### Dataset records
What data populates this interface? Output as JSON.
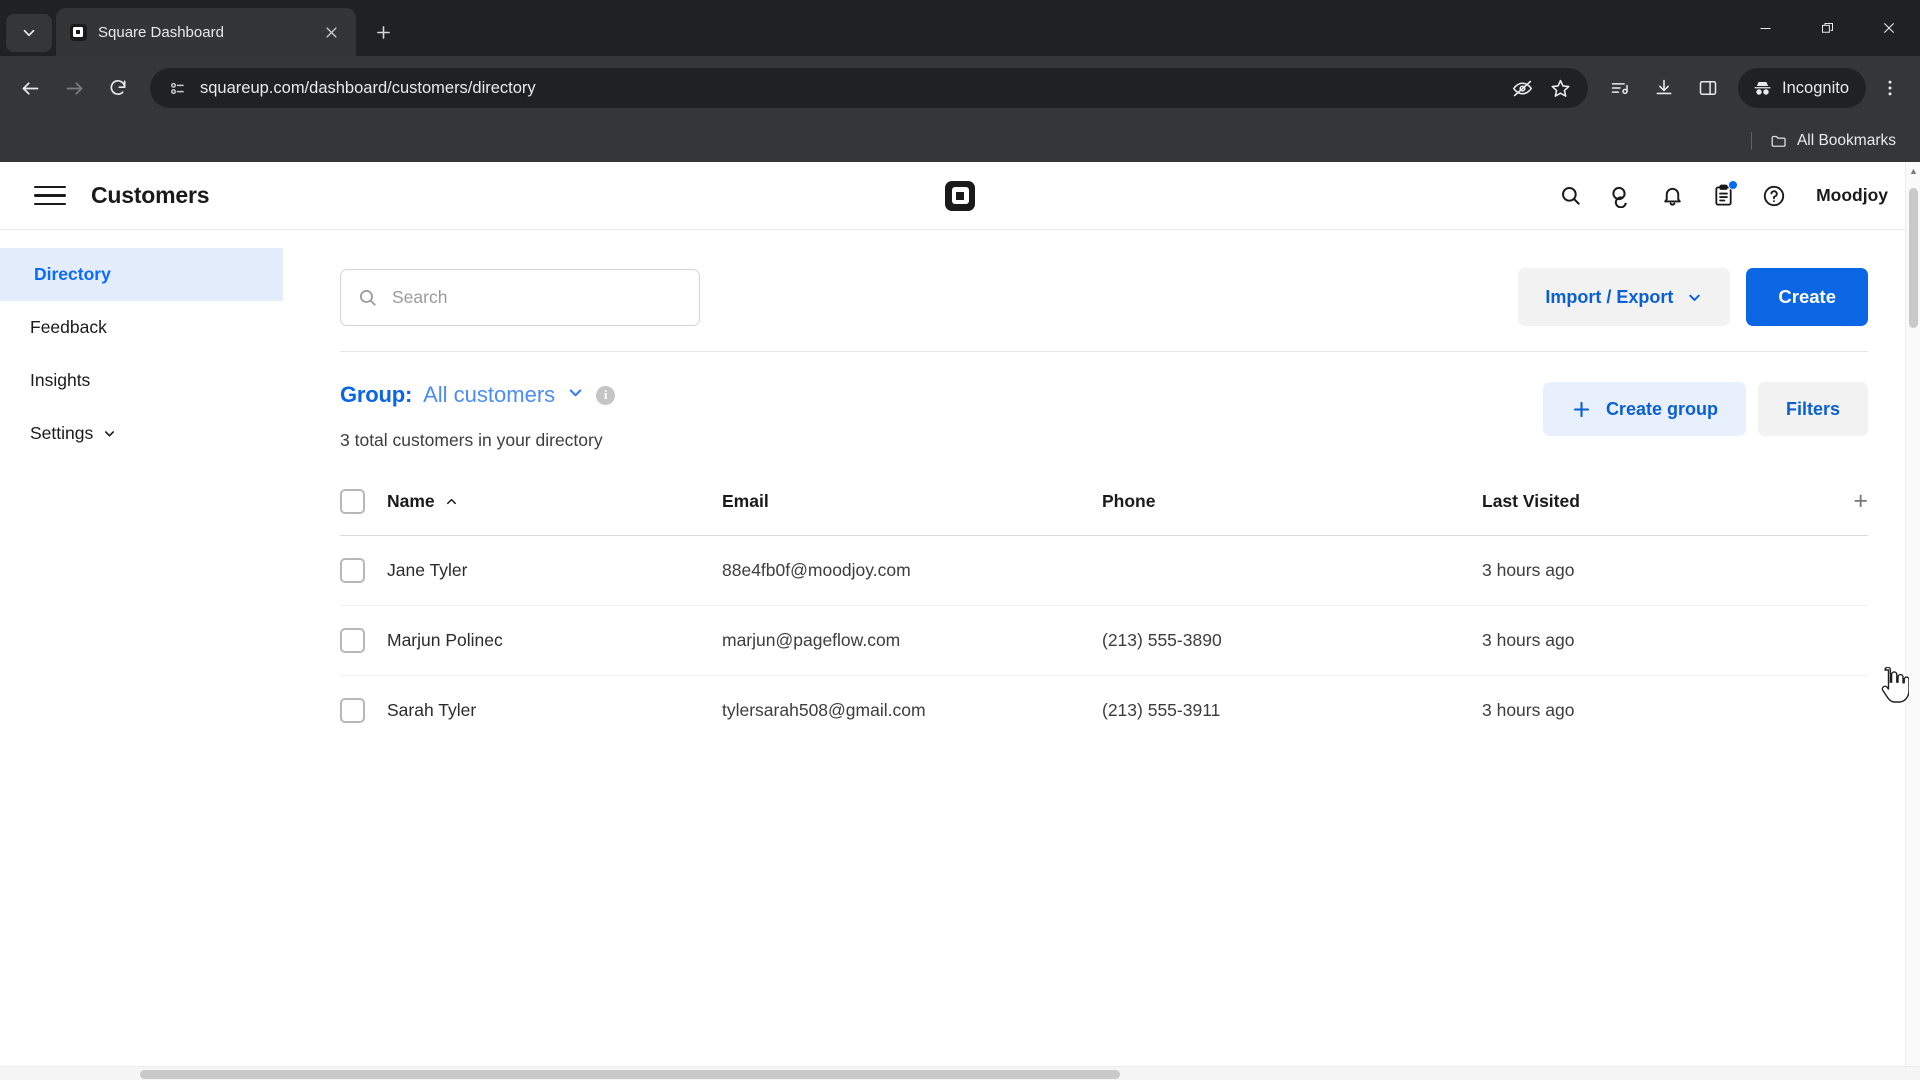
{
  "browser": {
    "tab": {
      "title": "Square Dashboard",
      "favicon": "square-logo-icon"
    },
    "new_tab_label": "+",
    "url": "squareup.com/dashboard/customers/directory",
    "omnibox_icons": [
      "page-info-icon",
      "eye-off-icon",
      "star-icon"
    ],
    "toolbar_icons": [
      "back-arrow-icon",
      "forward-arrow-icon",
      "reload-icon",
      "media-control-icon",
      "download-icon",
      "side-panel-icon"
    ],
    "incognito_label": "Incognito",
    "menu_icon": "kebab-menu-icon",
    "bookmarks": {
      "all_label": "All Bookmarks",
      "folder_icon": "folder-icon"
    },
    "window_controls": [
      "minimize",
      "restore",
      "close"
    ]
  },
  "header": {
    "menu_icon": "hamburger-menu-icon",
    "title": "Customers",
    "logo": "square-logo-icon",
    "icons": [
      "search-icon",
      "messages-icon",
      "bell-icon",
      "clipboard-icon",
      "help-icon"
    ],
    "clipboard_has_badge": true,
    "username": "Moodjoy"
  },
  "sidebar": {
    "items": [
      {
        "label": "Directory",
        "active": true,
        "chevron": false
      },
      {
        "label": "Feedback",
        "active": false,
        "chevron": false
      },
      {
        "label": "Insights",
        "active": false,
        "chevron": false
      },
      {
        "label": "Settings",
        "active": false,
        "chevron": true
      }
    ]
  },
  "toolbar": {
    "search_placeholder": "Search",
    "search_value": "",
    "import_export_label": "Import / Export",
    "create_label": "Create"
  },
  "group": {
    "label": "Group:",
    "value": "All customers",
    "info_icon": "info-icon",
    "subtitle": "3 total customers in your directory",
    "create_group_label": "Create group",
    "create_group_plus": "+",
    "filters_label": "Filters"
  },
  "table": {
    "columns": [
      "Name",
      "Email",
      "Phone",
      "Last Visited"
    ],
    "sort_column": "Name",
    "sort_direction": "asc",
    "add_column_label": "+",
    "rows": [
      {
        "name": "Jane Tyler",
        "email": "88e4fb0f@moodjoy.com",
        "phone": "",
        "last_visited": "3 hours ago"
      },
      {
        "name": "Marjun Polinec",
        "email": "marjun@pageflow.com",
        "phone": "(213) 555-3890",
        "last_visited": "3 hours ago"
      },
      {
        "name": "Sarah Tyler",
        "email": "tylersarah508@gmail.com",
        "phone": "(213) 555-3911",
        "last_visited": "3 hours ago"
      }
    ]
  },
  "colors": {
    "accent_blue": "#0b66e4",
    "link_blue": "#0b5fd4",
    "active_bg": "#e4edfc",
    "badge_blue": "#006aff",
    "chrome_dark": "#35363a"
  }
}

### Problem statement
Quote each entry above verbatim and drop the pictures.

### Answer in full
What data populates this interface? Output as JSON.
{
  "browser": {
    "tab": {
      "title": "Square Dashboard",
      "favicon": "square-logo-icon"
    },
    "new_tab_label": "+",
    "url": "squareup.com/dashboard/customers/directory",
    "omnibox_icons": [
      "page-info-icon",
      "eye-off-icon",
      "star-icon"
    ],
    "toolbar_icons": [
      "back-arrow-icon",
      "forward-arrow-icon",
      "reload-icon",
      "media-control-icon",
      "download-icon",
      "side-panel-icon"
    ],
    "incognito_label": "Incognito",
    "menu_icon": "kebab-menu-icon",
    "bookmarks": {
      "all_label": "All Bookmarks",
      "folder_icon": "folder-icon"
    },
    "window_controls": [
      "minimize",
      "restore",
      "close"
    ]
  },
  "header": {
    "menu_icon": "hamburger-menu-icon",
    "title": "Customers",
    "logo": "square-logo-icon",
    "icons": [
      "search-icon",
      "messages-icon",
      "bell-icon",
      "clipboard-icon",
      "help-icon"
    ],
    "clipboard_has_badge": true,
    "username": "Moodjoy"
  },
  "sidebar": {
    "items": [
      {
        "label": "Directory",
        "active": true,
        "chevron": false
      },
      {
        "label": "Feedback",
        "active": false,
        "chevron": false
      },
      {
        "label": "Insights",
        "active": false,
        "chevron": false
      },
      {
        "label": "Settings",
        "active": false,
        "chevron": true
      }
    ]
  },
  "toolbar": {
    "search_placeholder": "Search",
    "search_value": "",
    "import_export_label": "Import / Export",
    "create_label": "Create"
  },
  "group": {
    "label": "Group:",
    "value": "All customers",
    "info_icon": "info-icon",
    "subtitle": "3 total customers in your directory",
    "create_group_label": "Create group",
    "create_group_plus": "+",
    "filters_label": "Filters"
  },
  "table": {
    "columns": [
      "Name",
      "Email",
      "Phone",
      "Last Visited"
    ],
    "sort_column": "Name",
    "sort_direction": "asc",
    "add_column_label": "+",
    "rows": [
      {
        "name": "Jane Tyler",
        "email": "88e4fb0f@moodjoy.com",
        "phone": "",
        "last_visited": "3 hours ago"
      },
      {
        "name": "Marjun Polinec",
        "email": "marjun@pageflow.com",
        "phone": "(213) 555-3890",
        "last_visited": "3 hours ago"
      },
      {
        "name": "Sarah Tyler",
        "email": "tylersarah508@gmail.com",
        "phone": "(213) 555-3911",
        "last_visited": "3 hours ago"
      }
    ]
  },
  "colors": {
    "accent_blue": "#0b66e4",
    "link_blue": "#0b5fd4",
    "active_bg": "#e4edfc",
    "badge_blue": "#006aff",
    "chrome_dark": "#35363a"
  }
}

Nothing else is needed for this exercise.